▼

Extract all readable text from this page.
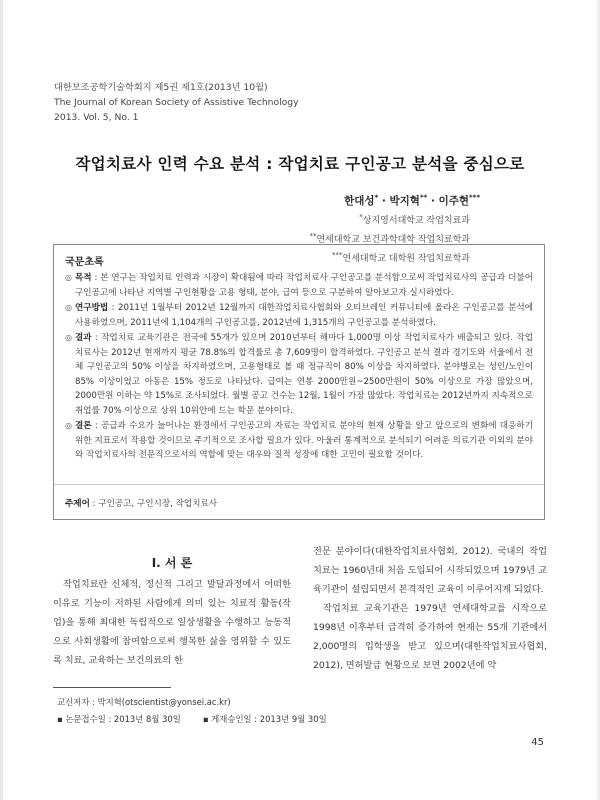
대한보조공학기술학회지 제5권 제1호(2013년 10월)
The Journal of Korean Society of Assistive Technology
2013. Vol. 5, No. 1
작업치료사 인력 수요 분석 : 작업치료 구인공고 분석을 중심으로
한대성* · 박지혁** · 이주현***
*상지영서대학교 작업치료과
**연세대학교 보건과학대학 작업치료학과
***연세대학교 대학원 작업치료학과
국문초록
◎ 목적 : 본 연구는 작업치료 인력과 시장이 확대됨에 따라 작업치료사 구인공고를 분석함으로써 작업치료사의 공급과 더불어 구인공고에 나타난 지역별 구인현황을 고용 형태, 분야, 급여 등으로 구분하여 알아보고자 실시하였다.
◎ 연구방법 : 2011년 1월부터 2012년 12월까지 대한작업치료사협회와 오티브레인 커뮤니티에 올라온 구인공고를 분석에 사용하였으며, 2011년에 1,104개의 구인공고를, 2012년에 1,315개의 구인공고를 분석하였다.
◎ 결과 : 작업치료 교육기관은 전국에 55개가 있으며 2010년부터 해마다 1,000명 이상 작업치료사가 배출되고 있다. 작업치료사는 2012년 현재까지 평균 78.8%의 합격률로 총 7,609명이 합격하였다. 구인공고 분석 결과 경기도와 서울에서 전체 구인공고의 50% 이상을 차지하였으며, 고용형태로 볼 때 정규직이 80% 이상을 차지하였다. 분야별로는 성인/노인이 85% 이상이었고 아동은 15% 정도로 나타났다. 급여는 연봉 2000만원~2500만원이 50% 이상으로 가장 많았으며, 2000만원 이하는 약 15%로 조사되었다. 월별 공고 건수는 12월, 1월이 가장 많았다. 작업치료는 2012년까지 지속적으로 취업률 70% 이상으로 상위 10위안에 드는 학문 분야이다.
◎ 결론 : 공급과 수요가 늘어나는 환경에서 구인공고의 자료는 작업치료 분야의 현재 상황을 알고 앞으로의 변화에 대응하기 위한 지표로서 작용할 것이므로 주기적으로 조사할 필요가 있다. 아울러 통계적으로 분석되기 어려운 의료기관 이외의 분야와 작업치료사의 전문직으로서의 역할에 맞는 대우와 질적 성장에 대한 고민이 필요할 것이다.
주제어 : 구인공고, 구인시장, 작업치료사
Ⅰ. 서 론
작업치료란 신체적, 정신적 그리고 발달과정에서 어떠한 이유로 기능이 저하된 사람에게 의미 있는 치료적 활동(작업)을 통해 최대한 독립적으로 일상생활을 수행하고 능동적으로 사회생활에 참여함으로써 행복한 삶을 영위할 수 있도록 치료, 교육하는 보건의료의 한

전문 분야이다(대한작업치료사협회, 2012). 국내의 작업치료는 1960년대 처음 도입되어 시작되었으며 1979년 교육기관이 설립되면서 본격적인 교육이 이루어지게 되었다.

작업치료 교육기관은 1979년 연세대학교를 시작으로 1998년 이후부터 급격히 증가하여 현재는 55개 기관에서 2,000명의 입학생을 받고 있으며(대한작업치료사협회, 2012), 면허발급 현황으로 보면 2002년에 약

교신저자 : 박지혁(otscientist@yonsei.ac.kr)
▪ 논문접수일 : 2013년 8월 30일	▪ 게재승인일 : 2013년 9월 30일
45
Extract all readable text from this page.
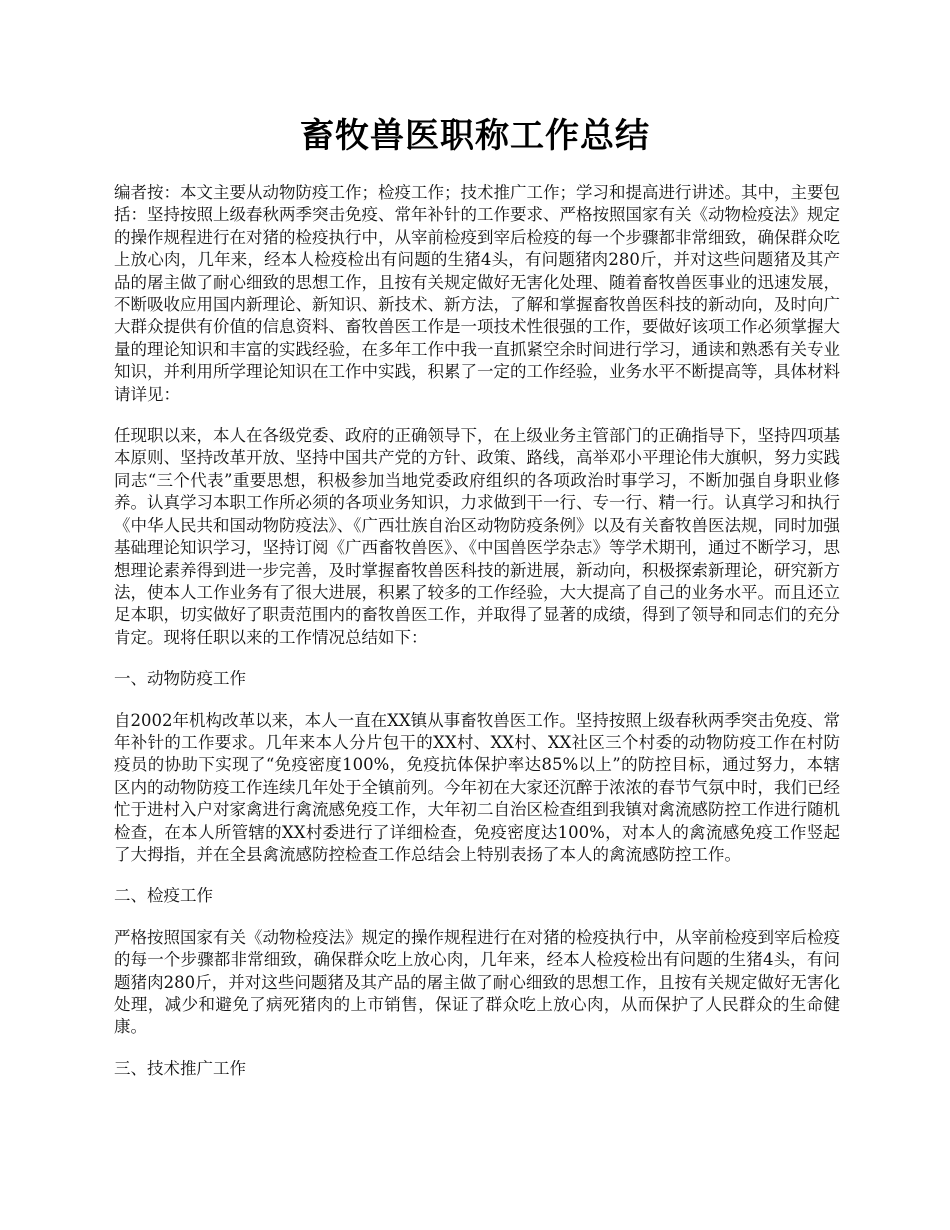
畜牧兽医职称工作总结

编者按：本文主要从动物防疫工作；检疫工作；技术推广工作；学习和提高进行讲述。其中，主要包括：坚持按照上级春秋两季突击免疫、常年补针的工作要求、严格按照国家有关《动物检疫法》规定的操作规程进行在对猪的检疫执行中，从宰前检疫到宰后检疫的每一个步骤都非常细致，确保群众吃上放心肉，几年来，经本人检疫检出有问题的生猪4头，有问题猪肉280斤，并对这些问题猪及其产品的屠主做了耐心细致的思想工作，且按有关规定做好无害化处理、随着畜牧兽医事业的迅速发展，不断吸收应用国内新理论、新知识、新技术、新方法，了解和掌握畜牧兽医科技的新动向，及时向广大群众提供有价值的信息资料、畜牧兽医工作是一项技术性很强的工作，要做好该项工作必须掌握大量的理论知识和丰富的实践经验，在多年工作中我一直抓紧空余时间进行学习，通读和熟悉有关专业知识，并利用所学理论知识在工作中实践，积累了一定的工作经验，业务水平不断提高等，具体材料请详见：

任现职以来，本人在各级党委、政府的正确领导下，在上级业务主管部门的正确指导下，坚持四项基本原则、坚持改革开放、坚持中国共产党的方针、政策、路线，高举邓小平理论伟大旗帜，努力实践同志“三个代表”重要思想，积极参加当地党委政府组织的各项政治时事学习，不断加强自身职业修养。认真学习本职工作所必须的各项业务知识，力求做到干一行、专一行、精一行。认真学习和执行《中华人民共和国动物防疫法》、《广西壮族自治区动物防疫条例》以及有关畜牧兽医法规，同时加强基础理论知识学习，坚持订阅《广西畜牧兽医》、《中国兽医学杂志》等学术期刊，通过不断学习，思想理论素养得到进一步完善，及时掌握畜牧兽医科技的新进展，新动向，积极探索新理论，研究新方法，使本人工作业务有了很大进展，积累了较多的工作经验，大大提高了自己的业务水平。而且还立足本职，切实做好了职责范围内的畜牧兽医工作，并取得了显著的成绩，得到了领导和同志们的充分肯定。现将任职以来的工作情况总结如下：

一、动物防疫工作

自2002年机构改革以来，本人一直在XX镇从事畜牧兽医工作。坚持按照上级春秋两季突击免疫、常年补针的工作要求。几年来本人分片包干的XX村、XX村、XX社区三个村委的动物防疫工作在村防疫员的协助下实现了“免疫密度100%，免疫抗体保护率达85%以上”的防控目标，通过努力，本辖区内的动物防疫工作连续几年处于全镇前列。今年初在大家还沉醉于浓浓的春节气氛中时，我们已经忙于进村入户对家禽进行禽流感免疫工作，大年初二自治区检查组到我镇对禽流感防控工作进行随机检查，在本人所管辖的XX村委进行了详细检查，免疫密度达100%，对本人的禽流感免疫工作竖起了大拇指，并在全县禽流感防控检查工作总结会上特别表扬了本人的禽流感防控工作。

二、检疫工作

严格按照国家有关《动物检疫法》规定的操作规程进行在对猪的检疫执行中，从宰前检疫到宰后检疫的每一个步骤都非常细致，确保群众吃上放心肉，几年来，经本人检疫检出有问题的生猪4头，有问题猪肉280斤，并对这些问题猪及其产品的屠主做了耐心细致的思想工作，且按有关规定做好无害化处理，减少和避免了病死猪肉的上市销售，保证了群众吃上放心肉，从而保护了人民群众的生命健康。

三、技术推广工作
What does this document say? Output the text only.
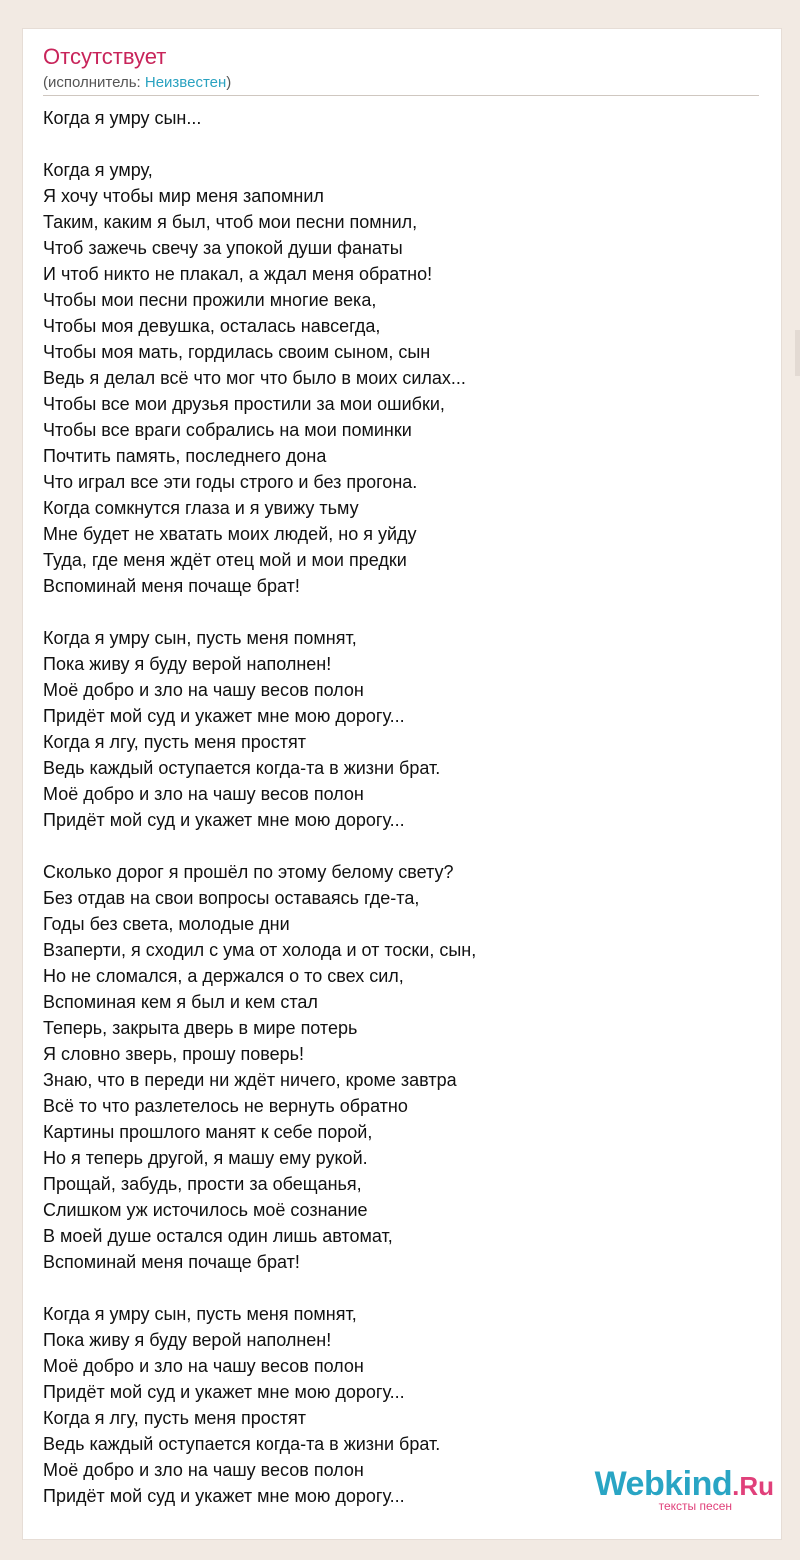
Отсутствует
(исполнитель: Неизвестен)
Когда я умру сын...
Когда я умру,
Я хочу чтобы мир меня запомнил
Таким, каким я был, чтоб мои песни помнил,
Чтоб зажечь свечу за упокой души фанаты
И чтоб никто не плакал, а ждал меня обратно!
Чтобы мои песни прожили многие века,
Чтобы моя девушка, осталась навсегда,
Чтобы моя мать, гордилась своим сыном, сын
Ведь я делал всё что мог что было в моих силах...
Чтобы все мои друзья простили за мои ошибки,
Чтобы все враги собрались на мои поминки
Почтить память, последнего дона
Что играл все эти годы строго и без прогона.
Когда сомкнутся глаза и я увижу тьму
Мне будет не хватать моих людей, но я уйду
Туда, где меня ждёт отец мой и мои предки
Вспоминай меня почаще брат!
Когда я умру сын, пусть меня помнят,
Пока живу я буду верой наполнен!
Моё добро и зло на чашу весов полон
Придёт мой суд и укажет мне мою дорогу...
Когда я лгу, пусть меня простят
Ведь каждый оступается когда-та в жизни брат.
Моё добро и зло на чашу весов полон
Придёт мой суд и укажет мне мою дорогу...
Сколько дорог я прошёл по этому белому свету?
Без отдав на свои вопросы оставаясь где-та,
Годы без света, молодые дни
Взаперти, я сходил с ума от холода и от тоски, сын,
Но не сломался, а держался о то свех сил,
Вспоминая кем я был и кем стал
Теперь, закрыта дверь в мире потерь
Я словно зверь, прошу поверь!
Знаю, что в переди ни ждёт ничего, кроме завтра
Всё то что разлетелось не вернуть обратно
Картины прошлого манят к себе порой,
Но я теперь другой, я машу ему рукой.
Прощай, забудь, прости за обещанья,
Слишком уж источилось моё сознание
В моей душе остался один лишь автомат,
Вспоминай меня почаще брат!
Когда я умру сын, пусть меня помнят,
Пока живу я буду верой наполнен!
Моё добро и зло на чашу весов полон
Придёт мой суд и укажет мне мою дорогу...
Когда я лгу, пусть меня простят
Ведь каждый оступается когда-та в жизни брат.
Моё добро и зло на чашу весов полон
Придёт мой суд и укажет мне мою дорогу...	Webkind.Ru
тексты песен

▲

TASK PROMPT - Filter the entries down to the lines containing "检疫工作". Copy each of those lines.

EXERCISE ANSWER -
编者按：本文主要从动物防疫工作；检疫工作；技术推广工作；学习和提高进行讲述。其中，主要包括：坚持按照上级春秋两季突击免疫、常年补针的工作要求、严格按照国家有关《动物检疫法》规定的操作规程进行在对猪的检疫执行中，从宰前检疫到宰后检疫的每一个步骤都非常细致，确保群众吃上放心肉，几年来，经本人检疫检出有问题的生猪4头，有问题猪肉280斤，并对这些问题猪及其产品的屠主做了耐心细致的思想工作，且按有关规定做好无害化处理、随着畜牧兽医事业的迅速发展，不断吸收应用国内新理论、新知识、新技术、新方法，了解和掌握畜牧兽医科技的新动向，及时向广大群众提供有价值的信息资料、畜牧兽医工作是一项技术性很强的工作，要做好该项工作必须掌握大量的理论知识和丰富的实践经验，在多年工作中我一直抓紧空余时间进行学习，通读和熟悉有关专业知识，并利用所学理论知识在工作中实践，积累了一定的工作经验，业务水平不断提高等，具体材料请详见：
二、检疫工作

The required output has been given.